Stored data:
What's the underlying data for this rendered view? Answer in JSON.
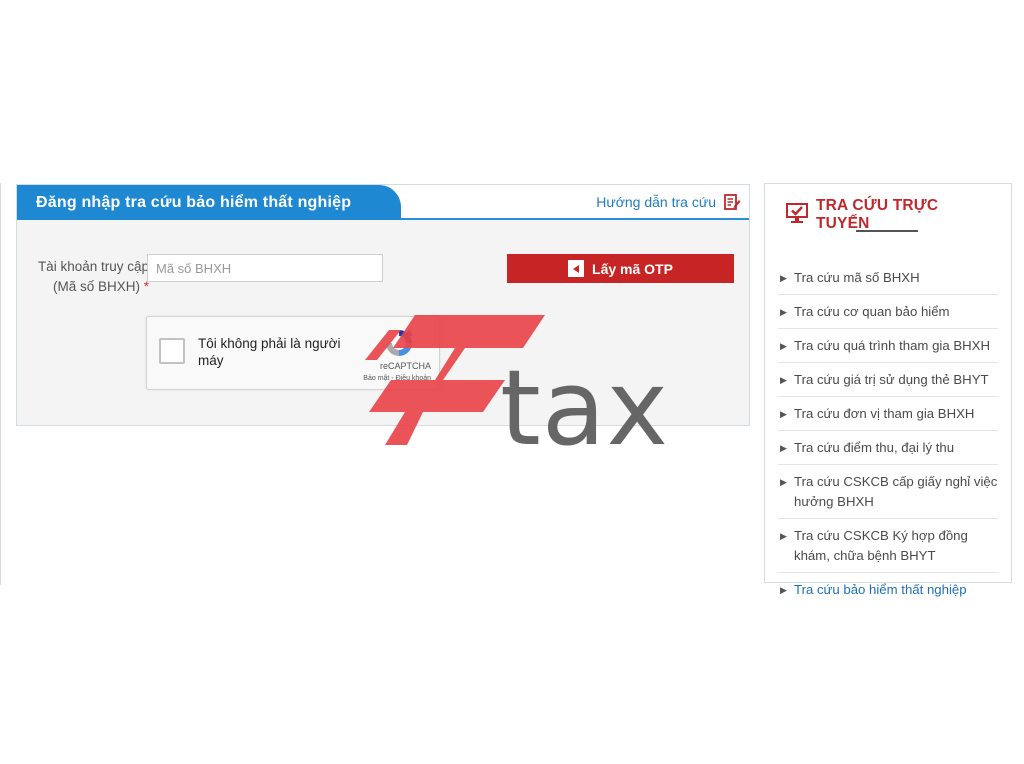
{
  "login_panel": {
    "title": "Đăng nhập tra cứu bảo hiểm thất nghiệp",
    "guide_link": "Hướng dẫn tra cứu",
    "account_label_line1": "Tài khoản truy cập",
    "account_label_line2": "(Mã số BHXH)",
    "required_mark": "*",
    "account_placeholder": "Mã số BHXH",
    "account_value": "",
    "otp_button": "Lấy mã OTP"
  },
  "captcha": {
    "label": "Tôi không phải là người máy",
    "brand": "reCAPTCHA",
    "terms": "Bảo mật - Điều khoản"
  },
  "sidebar": {
    "title": "TRA CỨU TRỰC TUYẾN",
    "items": [
      {
        "label": "Tra cứu mã số BHXH"
      },
      {
        "label": "Tra cứu cơ quan bảo hiểm"
      },
      {
        "label": "Tra cứu quá trình tham gia BHXH"
      },
      {
        "label": "Tra cứu giá trị sử dụng thẻ BHYT"
      },
      {
        "label": "Tra cứu đơn vị tham gia BHXH"
      },
      {
        "label": "Tra cứu điểm thu, đại lý thu"
      },
      {
        "label": "Tra cứu CSKCB cấp giấy nghỉ việc hưởng BHXH"
      },
      {
        "label": "Tra cứu CSKCB Ký hợp đồng khám, chữa bệnh BHYT"
      },
      {
        "label": "Tra cứu bảo hiểm thất nghiệp"
      }
    ],
    "active_index": 8
  },
  "watermark": {
    "text": "tax"
  },
  "colors": {
    "tab_blue": "#1f88d3",
    "otp_red": "#c72525",
    "sidebar_title_red": "#c0282d",
    "link_blue": "#1f7bc4",
    "watermark_red": "#e8454a"
  },
  "icons": {
    "guide": "edit-document-icon",
    "otp": "door-exit-icon",
    "sidebar_title": "monitor-check-icon",
    "bullet": "triangle-right-icon"
  }
}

» **INSTRUCTION**: Strip out the pictures and quote the remaining data word for word.

» **RESULT**:
What's the underlying data for this rendered view? Answer in JSON.
{
  "login_panel": {
    "title": "Đăng nhập tra cứu bảo hiểm thất nghiệp",
    "guide_link": "Hướng dẫn tra cứu",
    "account_label_line1": "Tài khoản truy cập",
    "account_label_line2": "(Mã số BHXH)",
    "required_mark": "*",
    "account_placeholder": "Mã số BHXH",
    "account_value": "",
    "otp_button": "Lấy mã OTP"
  },
  "captcha": {
    "label": "Tôi không phải là người máy",
    "brand": "reCAPTCHA",
    "terms": "Bảo mật - Điều khoản"
  },
  "sidebar": {
    "title": "TRA CỨU TRỰC TUYẾN",
    "items": [
      {
        "label": "Tra cứu mã số BHXH"
      },
      {
        "label": "Tra cứu cơ quan bảo hiểm"
      },
      {
        "label": "Tra cứu quá trình tham gia BHXH"
      },
      {
        "label": "Tra cứu giá trị sử dụng thẻ BHYT"
      },
      {
        "label": "Tra cứu đơn vị tham gia BHXH"
      },
      {
        "label": "Tra cứu điểm thu, đại lý thu"
      },
      {
        "label": "Tra cứu CSKCB cấp giấy nghỉ việc hưởng BHXH"
      },
      {
        "label": "Tra cứu CSKCB Ký hợp đồng khám, chữa bệnh BHYT"
      },
      {
        "label": "Tra cứu bảo hiểm thất nghiệp"
      }
    ],
    "active_index": 8
  },
  "watermark": {
    "text": "tax"
  },
  "colors": {
    "tab_blue": "#1f88d3",
    "otp_red": "#c72525",
    "sidebar_title_red": "#c0282d",
    "link_blue": "#1f7bc4",
    "watermark_red": "#e8454a"
  },
  "icons": {
    "guide": "edit-document-icon",
    "otp": "door-exit-icon",
    "sidebar_title": "monitor-check-icon",
    "bullet": "triangle-right-icon"
  }
}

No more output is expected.